__Given task__
Below are some entries. Work out how many of their lines hold the word "JSON", and write that number alone.

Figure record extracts
[start]

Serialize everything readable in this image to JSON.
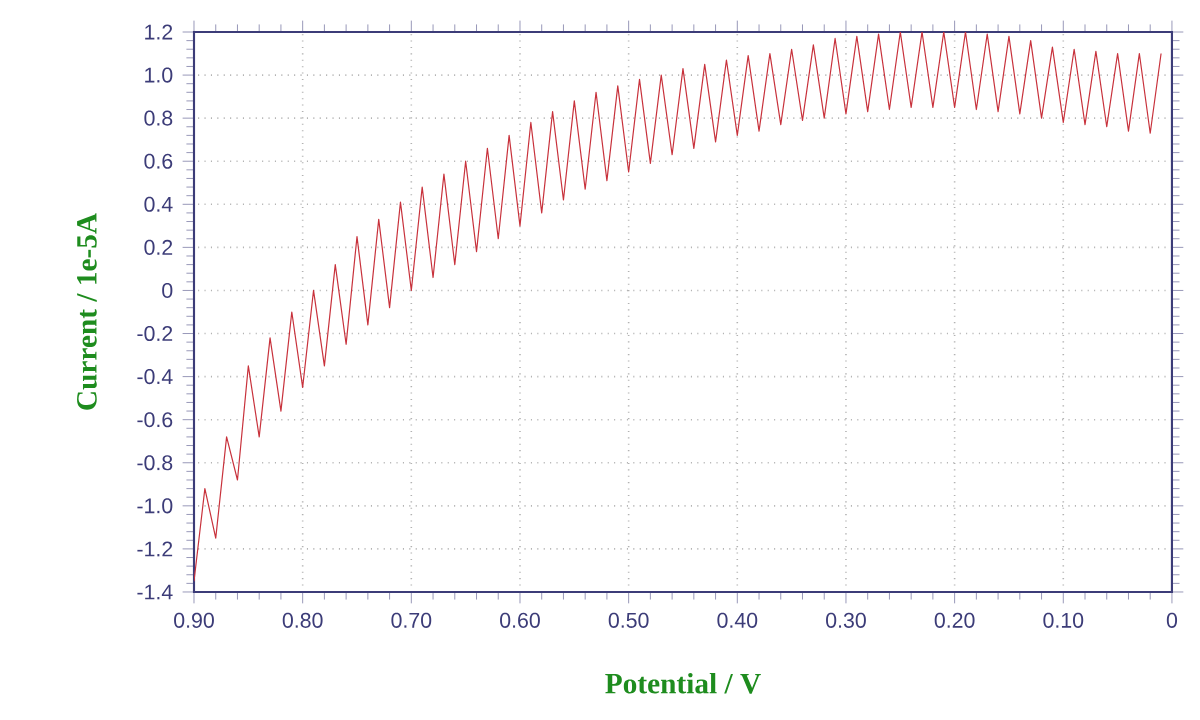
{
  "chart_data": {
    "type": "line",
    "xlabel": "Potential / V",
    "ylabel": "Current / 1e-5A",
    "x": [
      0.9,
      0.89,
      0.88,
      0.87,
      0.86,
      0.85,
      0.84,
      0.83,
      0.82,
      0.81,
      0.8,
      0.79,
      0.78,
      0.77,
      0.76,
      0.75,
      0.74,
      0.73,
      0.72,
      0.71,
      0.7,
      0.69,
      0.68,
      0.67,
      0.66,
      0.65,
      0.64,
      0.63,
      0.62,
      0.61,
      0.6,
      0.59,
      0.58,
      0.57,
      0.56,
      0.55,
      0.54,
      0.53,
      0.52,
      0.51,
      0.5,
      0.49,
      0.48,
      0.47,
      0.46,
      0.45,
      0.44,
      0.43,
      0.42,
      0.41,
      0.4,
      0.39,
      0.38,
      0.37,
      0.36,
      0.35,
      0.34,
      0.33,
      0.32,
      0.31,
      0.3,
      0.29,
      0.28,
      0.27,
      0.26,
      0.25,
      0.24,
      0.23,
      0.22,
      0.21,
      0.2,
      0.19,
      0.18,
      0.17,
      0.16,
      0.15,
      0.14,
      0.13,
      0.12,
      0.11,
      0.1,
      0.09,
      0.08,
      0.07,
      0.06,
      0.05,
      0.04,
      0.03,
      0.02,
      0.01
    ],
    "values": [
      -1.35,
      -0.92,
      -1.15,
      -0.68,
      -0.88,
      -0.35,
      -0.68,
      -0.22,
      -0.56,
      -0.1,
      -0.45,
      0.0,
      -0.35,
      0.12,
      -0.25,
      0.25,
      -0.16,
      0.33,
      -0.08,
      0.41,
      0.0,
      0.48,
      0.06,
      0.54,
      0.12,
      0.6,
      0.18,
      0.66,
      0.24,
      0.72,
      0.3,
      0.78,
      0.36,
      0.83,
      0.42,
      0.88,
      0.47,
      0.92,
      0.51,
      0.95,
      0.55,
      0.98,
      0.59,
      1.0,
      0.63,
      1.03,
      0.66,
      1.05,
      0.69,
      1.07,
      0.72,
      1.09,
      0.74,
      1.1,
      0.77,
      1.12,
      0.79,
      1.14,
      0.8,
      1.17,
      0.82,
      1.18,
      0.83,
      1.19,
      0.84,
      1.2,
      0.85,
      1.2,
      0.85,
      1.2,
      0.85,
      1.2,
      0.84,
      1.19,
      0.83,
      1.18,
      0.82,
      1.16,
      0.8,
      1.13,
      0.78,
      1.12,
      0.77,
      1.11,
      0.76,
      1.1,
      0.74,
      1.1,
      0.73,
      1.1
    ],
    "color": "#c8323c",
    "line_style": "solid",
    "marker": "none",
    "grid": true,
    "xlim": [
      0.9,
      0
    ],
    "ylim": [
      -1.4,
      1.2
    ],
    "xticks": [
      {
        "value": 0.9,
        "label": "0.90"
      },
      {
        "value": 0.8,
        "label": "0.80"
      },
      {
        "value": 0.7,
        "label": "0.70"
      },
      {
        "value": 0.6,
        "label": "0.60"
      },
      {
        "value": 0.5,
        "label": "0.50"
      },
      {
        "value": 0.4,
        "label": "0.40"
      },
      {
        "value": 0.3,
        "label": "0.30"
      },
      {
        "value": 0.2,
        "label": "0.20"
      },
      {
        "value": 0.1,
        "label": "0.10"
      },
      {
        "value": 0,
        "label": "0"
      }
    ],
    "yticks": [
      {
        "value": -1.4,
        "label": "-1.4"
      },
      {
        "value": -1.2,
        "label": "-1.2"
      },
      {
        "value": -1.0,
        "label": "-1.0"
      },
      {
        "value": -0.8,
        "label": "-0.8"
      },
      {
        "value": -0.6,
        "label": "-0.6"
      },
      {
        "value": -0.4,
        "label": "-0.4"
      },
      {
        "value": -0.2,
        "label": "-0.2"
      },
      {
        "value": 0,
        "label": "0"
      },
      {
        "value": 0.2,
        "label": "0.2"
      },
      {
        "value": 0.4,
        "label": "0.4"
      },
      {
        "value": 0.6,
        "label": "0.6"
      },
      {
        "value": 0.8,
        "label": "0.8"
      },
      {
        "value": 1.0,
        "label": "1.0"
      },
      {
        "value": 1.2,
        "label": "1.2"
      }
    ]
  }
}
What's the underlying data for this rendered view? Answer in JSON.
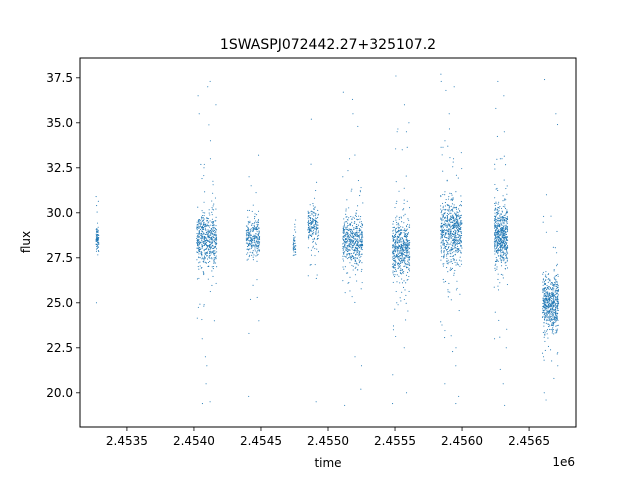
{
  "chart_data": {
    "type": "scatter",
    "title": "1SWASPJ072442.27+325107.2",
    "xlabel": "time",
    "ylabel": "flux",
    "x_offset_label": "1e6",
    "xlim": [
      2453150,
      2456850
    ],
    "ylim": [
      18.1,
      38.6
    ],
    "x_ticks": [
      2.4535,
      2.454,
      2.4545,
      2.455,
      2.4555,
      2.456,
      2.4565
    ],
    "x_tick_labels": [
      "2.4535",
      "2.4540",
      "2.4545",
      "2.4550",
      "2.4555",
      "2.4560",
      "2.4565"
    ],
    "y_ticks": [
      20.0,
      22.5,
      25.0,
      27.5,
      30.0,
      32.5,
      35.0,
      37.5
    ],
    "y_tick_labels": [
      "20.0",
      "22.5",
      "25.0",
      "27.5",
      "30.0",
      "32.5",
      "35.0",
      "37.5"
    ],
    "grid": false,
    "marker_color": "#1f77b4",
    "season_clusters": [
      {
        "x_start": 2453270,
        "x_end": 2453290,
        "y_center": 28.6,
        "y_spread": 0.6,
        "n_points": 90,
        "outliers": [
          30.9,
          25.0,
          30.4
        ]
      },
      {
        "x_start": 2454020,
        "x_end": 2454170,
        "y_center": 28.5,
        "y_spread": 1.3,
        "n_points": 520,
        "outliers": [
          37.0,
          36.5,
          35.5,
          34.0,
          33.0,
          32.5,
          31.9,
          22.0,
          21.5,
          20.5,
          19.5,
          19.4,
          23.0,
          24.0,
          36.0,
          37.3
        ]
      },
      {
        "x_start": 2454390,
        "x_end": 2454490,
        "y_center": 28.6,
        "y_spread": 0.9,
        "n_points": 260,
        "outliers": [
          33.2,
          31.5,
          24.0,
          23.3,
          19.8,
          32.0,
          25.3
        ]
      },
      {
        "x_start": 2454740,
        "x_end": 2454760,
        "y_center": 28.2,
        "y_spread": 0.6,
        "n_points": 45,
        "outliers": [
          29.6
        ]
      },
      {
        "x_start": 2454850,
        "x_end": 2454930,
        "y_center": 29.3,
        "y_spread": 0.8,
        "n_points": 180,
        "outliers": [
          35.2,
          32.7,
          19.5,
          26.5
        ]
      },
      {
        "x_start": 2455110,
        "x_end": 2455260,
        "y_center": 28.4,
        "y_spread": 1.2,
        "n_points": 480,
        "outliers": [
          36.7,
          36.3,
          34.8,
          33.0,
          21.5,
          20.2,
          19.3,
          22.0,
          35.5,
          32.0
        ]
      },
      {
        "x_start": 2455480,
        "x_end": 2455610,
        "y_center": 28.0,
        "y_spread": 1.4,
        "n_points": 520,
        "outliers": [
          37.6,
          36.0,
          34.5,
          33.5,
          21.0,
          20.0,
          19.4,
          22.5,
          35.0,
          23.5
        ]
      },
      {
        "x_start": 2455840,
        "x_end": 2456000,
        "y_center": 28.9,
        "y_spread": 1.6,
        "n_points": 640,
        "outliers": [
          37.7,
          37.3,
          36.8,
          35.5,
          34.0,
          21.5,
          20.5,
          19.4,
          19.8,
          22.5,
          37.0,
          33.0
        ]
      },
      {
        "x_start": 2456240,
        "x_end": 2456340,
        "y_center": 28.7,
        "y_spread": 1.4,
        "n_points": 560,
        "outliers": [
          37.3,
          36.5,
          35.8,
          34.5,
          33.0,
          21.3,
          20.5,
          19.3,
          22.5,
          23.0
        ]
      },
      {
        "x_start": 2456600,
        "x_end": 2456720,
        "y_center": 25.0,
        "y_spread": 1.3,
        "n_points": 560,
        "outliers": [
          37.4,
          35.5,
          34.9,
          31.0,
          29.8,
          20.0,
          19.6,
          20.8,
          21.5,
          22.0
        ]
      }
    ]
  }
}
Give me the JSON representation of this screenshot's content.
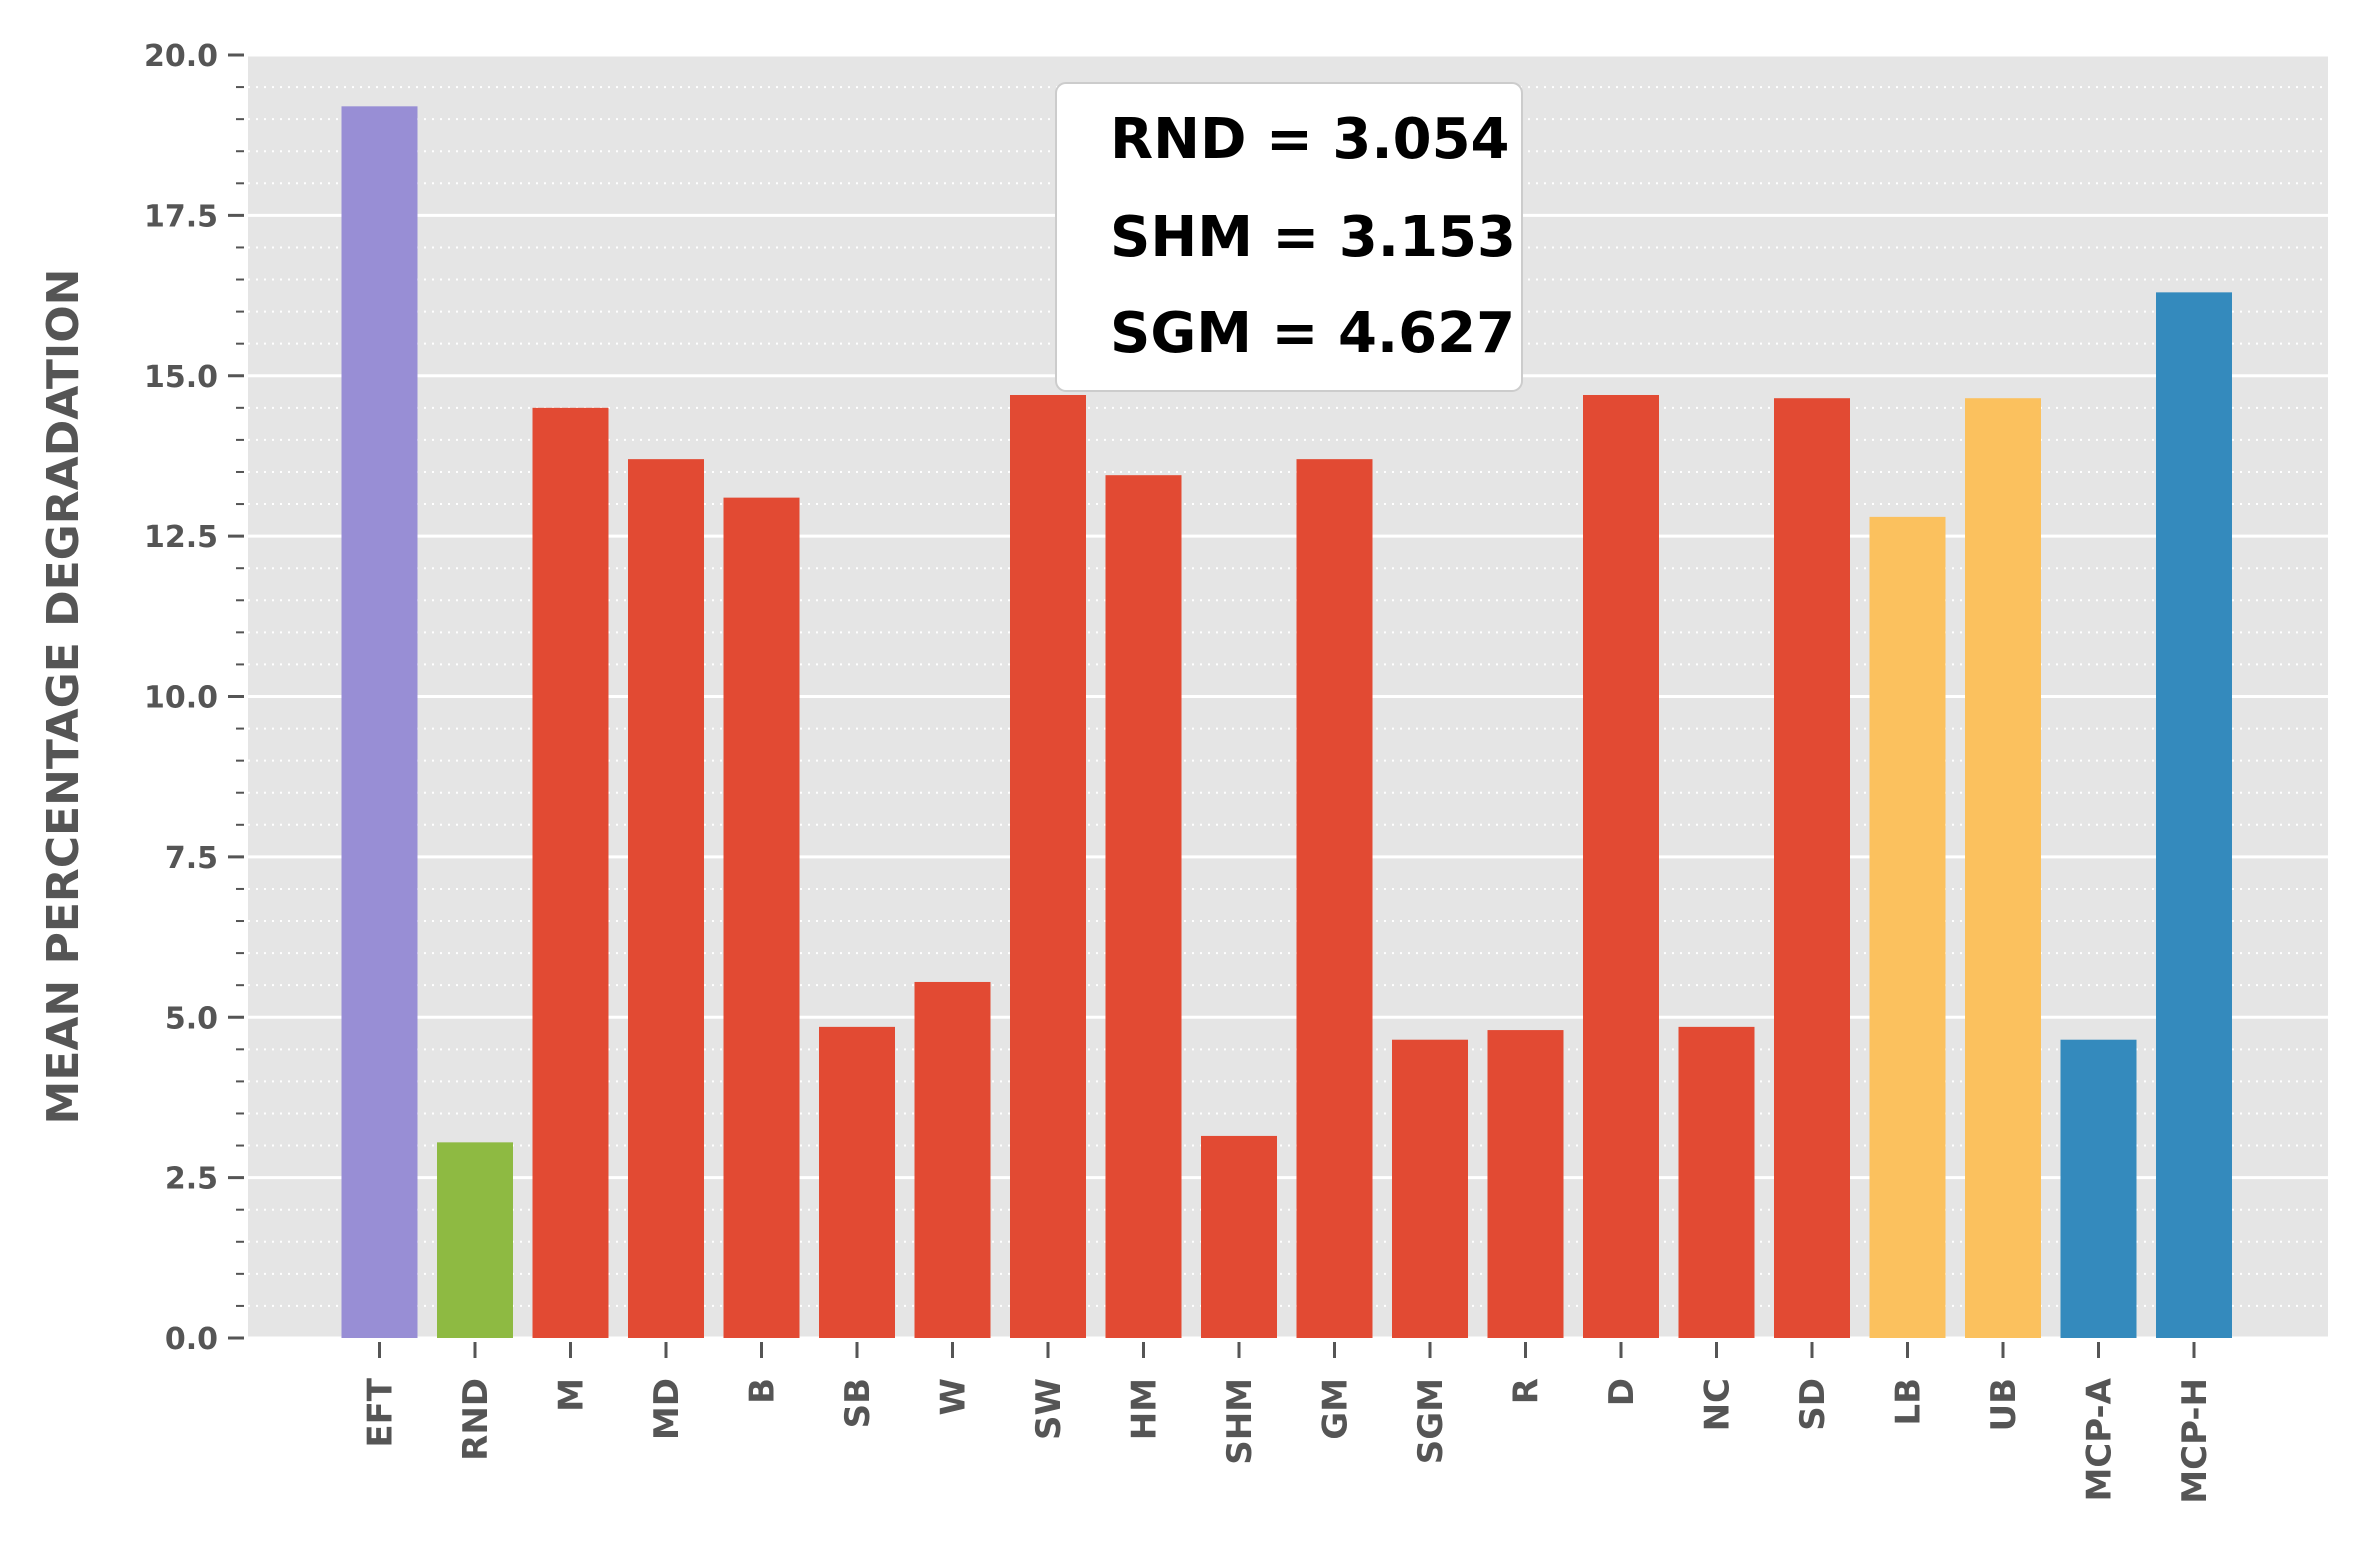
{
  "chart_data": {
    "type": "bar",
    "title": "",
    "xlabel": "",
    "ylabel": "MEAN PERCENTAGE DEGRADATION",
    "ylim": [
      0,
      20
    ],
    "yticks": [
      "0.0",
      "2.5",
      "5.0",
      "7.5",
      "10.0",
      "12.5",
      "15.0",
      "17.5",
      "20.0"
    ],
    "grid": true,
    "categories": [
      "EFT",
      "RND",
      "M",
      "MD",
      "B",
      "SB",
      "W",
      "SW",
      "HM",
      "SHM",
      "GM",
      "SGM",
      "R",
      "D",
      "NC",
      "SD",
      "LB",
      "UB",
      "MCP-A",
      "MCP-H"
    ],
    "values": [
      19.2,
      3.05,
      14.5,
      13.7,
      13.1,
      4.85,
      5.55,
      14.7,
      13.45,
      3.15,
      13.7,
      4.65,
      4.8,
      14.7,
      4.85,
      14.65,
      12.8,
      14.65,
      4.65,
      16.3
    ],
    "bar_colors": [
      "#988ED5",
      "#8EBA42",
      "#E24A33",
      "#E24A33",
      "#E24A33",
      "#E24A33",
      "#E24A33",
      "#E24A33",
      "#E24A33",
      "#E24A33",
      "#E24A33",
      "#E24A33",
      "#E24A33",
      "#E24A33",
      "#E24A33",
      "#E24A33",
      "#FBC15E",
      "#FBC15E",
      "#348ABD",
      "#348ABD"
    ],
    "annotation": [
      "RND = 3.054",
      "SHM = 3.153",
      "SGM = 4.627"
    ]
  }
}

[end]

__Task solution__
3